>>

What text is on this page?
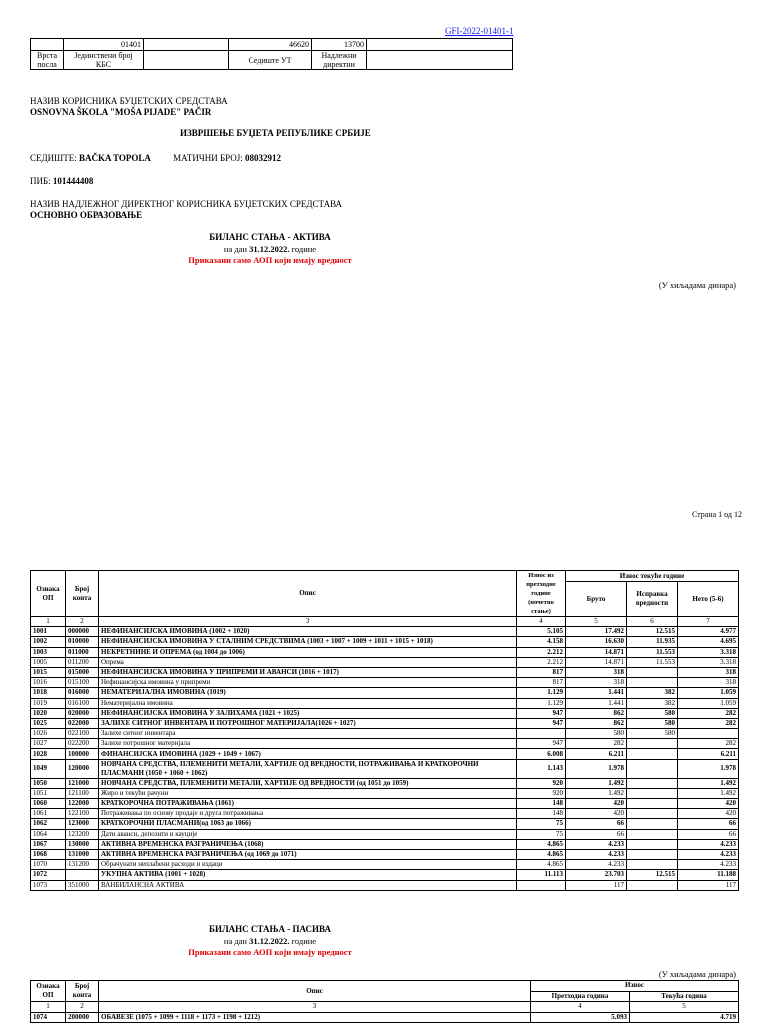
GFI-2022-01401-1
	01401		46620	13700	
Врста посла	Јединствени број КБС		Седиште УТ	Надлежни директни	
НАЗИВ КОРИСНИКА БУЏЕТСКИХ СРЕДСТАВА
OSNOVNA ŠKOLA "MOŠA PIJADE" PAČIR
ИЗВРШЕЊЕ БУЏЕТА РЕПУБЛИКЕ СРБИЈЕ
СЕДИШТЕ: BAČKA TOPOLA МАТИЧНИ БРОЈ: 08032912
ПИБ: 101444408
НАЗИВ НАДЛЕЖНОГ ДИРЕКТНОГ КОРИСНИКА БУЏЕТСКИХ СРЕДСТАВА
ОСНОВНО ОБРАЗОВАЊЕ
БИЛАНС СТАЊА - АКТИВА
на дан 31.12.2022. године
Приказани само АОП који имају вредност
(У хиљадама динара)
Страна 1 од 12
Ознака ОП	Број конта	Опис	Износ из претходне године (почетно стање)	Износ текуће године		
				Бруто	Исправка вредности	Нето (5-6)
1	2	3	4	5	6	7
1001	000000	НЕФИНАНСИЈСКА ИМОВИНА (1002 + 1020)	5.105	17.492	12.515	4.977
1002	010000	НЕФИНАНСИЈСКА ИМОВИНА У СТАЛНИМ СРЕДСТВИМА (1003 + 1007 + 1009 + 1011 + 1015 + 1018)	4.158	16.630	11.935	4.695
1003	011000	НЕКРЕТНИНЕ И ОПРЕМА (од 1004 до 1006)	2.212	14.871	11.553	3.318
1005	011200	Опрема	2.212	14.871	11.553	3.318
1015	015000	НЕФИНАНСИЈСКА ИМОВИНА У ПРИПРЕМИ И АВАНСИ (1016 + 1017)	817	318		318
1016	015100	Нефинансијска имовина у припреми	817	318		318
1018	016000	НЕМАТЕРИЈАЛНА ИМОВИНА (1019)	1.129	1.441	382	1.059
1019	016100	Нематеријална имовина	1.129	1.441	382	1.059
1020	020000	НЕФИНАНСИЈСКА ИМОВИНА У ЗАЛИХАМА (1021 + 1025)	947	862	580	282
1025	022000	ЗАЛИХЕ СИТНОГ ИНВЕНТАРА И ПОТРОШНОГ МАТЕРИЈАЛА(1026 + 1027)	947	862	580	282
1026	022100	Залихе ситног инвентара		580	580	
1027	022200	Залихе потрошног материјала	947	282		282
1028	100000	ФИНАНСИЈСКА ИМОВИНА (1029 + 1049 + 1067)	6.008	6.211		6.211
1049	120000	НОВЧАНА СРЕДСТВА, ПЛЕМЕНИТИ МЕТАЛИ, ХАРТИЈЕ ОД ВРЕДНОСТИ, ПОТРАЖИВАЊА И КРАТКОРОЧНИ ПЛАСМАНИ (1050 + 1060 + 1062)	1.143	1.978		1.978
1050	121000	НОВЧАНА СРЕДСТВА, ПЛЕМЕНИТИ МЕТАЛИ, ХАРТИЈЕ ОД ВРЕДНОСТИ (од 1051 до 1059)	920	1.492		1.492
1051	121100	Жиро и текући рачуни	920	1.492		1.492
1060	122000	КРАТКОРОЧНА ПОТРАЖИВАЊА (1061)	148	420		420
1061	122100	Потраживања по основу продаје и друга потраживања	148	420		420
1062	123000	КРАТКОРОЧНИ ПЛАСМАНИ(од 1063 до 1066)	75	66		66
1064	123200	Дати аванси, депозити и кауције	75	66		66
1067	130000	АКТИВНА ВРЕМЕНСКА РАЗГРАНИЧЕЊА (1068)	4.865	4.233		4.233
1068	131000	АКТИВНА ВРЕМЕНСКА РАЗГРАНИЧЕЊА (од 1069 до 1071)	4.865	4.233		4.233
1070	131200	Обрачунати неплаћени расходи и издаци	4.865	4.233		4.233
1072		УКУПНА АКТИВА (1001 + 1028)	11.113	23.703	12.515	11.188
1073	351000	ВАНБИЛАНСНА АКТИВА		117		117
БИЛАНС СТАЊА - ПАСИВА
на дан 31.12.2022. године
Приказани само АОП који имају вредност
(У хиљадама динара)
Ознака ОП	Број конта	Опис	Износ	
			Претходна година	Текућа година
1	2	3	4	5
1074	200000	ОБАВЕЗЕ (1075 + 1099 + 1118 + 1173 + 1198 + 1212)	5.093	4.719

<<

### [YOUR GOAL]
Restate the records word for word, omitting images.

### [OUTPUT BELOW]
What text is on this page?
GFI-2022-01401-1
	01401		46620	13700	
Врста посла	Јединствени број КБС		Седиште УТ	Надлежни директни	
НАЗИВ КОРИСНИКА БУЏЕТСКИХ СРЕДСТАВА
OSNOVNA ŠKOLA "MOŠA PIJADE" PAČIR
ИЗВРШЕЊЕ БУЏЕТА РЕПУБЛИКЕ СРБИЈЕ
СЕДИШТЕ: BAČKA TOPOLA МАТИЧНИ БРОЈ: 08032912
ПИБ: 101444408
НАЗИВ НАДЛЕЖНОГ ДИРЕКТНОГ КОРИСНИКА БУЏЕТСКИХ СРЕДСТАВА
ОСНОВНО ОБРАЗОВАЊЕ
БИЛАНС СТАЊА - АКТИВА
на дан 31.12.2022. године
Приказани само АОП који имају вредност
(У хиљадама динара)
Страна 1 од 12
Ознака ОП	Број конта	Опис	Износ из претходне године (почетно стање)	Износ текуће године		
				Бруто	Исправка вредности	Нето (5-6)
1	2	3	4	5	6	7
1001	000000	НЕФИНАНСИЈСКА ИМОВИНА (1002 + 1020)	5.105	17.492	12.515	4.977
1002	010000	НЕФИНАНСИЈСКА ИМОВИНА У СТАЛНИМ СРЕДСТВИМА (1003 + 1007 + 1009 + 1011 + 1015 + 1018)	4.158	16.630	11.935	4.695
1003	011000	НЕКРЕТНИНЕ И ОПРЕМА (од 1004 до 1006)	2.212	14.871	11.553	3.318
1005	011200	Опрема	2.212	14.871	11.553	3.318
1015	015000	НЕФИНАНСИЈСКА ИМОВИНА У ПРИПРЕМИ И АВАНСИ (1016 + 1017)	817	318		318
1016	015100	Нефинансијска имовина у припреми	817	318		318
1018	016000	НЕМАТЕРИЈАЛНА ИМОВИНА (1019)	1.129	1.441	382	1.059
1019	016100	Нематеријална имовина	1.129	1.441	382	1.059
1020	020000	НЕФИНАНСИЈСКА ИМОВИНА У ЗАЛИХАМА (1021 + 1025)	947	862	580	282
1025	022000	ЗАЛИХЕ СИТНОГ ИНВЕНТАРА И ПОТРОШНОГ МАТЕРИЈАЛА(1026 + 1027)	947	862	580	282
1026	022100	Залихе ситног инвентара		580	580	
1027	022200	Залихе потрошног материјала	947	282		282
1028	100000	ФИНАНСИЈСКА ИМОВИНА (1029 + 1049 + 1067)	6.008	6.211		6.211
1049	120000	НОВЧАНА СРЕДСТВА, ПЛЕМЕНИТИ МЕТАЛИ, ХАРТИЈЕ ОД ВРЕДНОСТИ, ПОТРАЖИВАЊА И КРАТКОРОЧНИ ПЛАСМАНИ (1050 + 1060 + 1062)	1.143	1.978		1.978
1050	121000	НОВЧАНА СРЕДСТВА, ПЛЕМЕНИТИ МЕТАЛИ, ХАРТИЈЕ ОД ВРЕДНОСТИ (од 1051 до 1059)	920	1.492		1.492
1051	121100	Жиро и текући рачуни	920	1.492		1.492
1060	122000	КРАТКОРОЧНА ПОТРАЖИВАЊА (1061)	148	420		420
1061	122100	Потраживања по основу продаје и друга потраживања	148	420		420
1062	123000	КРАТКОРОЧНИ ПЛАСМАНИ(од 1063 до 1066)	75	66		66
1064	123200	Дати аванси, депозити и кауције	75	66		66
1067	130000	АКТИВНА ВРЕМЕНСКА РАЗГРАНИЧЕЊА (1068)	4.865	4.233		4.233
1068	131000	АКТИВНА ВРЕМЕНСКА РАЗГРАНИЧЕЊА (од 1069 до 1071)	4.865	4.233		4.233
1070	131200	Обрачунати неплаћени расходи и издаци	4.865	4.233		4.233
1072		УКУПНА АКТИВА (1001 + 1028)	11.113	23.703	12.515	11.188
1073	351000	ВАНБИЛАНСНА АКТИВА		117		117
БИЛАНС СТАЊА - ПАСИВА
на дан 31.12.2022. године
Приказани само АОП који имају вредност
(У хиљадама динара)
Ознака ОП	Број конта	Опис	Износ	
			Претходна година	Текућа година
1	2	3	4	5
1074	200000	ОБАВЕЗЕ (1075 + 1099 + 1118 + 1173 + 1198 + 1212)	5.093	4.719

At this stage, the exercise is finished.